##### RAW DATA #####

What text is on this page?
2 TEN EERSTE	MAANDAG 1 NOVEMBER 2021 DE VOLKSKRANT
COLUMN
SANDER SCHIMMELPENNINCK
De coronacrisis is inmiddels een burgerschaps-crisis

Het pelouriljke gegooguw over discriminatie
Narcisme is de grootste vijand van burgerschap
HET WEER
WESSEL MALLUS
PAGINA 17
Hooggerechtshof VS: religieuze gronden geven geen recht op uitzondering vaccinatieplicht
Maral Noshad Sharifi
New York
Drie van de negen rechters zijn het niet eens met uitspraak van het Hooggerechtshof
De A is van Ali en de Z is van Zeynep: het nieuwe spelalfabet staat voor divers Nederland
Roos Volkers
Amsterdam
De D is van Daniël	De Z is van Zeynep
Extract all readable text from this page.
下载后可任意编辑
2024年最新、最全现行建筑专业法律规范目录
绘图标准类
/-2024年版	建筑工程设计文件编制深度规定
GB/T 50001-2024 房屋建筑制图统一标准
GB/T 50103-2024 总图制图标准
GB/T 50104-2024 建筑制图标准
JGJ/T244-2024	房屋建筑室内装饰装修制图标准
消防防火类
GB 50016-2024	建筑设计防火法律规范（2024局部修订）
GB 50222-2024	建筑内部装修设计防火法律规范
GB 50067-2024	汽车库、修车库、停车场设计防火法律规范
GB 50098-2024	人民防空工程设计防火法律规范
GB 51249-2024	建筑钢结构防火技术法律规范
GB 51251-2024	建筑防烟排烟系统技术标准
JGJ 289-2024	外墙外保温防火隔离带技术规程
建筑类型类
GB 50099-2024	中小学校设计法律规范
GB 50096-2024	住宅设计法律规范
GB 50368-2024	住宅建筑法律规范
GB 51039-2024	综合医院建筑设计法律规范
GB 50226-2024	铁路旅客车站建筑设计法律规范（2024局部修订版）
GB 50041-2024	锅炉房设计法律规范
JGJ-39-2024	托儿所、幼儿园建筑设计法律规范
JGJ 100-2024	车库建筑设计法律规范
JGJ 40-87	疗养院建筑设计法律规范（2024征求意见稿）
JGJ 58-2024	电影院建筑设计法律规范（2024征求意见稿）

#####

**WORK REQUIRED**
Repeat only the lines from the one holding "Extract all readable text from this page." through the last line of the data.

**TASK OUTPUT**
Extract all readable text from this page.
下载后可任意编辑
2024年最新、最全现行建筑专业法律规范目录
绘图标准类
/-2024年版	建筑工程设计文件编制深度规定
GB/T 50001-2024 房屋建筑制图统一标准
GB/T 50103-2024 总图制图标准
GB/T 50104-2024 建筑制图标准
JGJ/T244-2024	房屋建筑室内装饰装修制图标准
消防防火类
GB 50016-2024	建筑设计防火法律规范（2024局部修订）
GB 50222-2024	建筑内部装修设计防火法律规范
GB 50067-2024	汽车库、修车库、停车场设计防火法律规范
GB 50098-2024	人民防空工程设计防火法律规范
GB 51249-2024	建筑钢结构防火技术法律规范
GB 51251-2024	建筑防烟排烟系统技术标准
JGJ 289-2024	外墙外保温防火隔离带技术规程
建筑类型类
GB 50099-2024	中小学校设计法律规范
GB 50096-2024	住宅设计法律规范
GB 50368-2024	住宅建筑法律规范
GB 51039-2024	综合医院建筑设计法律规范
GB 50226-2024	铁路旅客车站建筑设计法律规范（2024局部修订版）
GB 50041-2024	锅炉房设计法律规范
JGJ-39-2024	托儿所、幼儿园建筑设计法律规范
JGJ 100-2024	车库建筑设计法律规范
JGJ 40-87	疗养院建筑设计法律规范（2024征求意见稿）
JGJ 58-2024	电影院建筑设计法律规范（2024征求意见稿）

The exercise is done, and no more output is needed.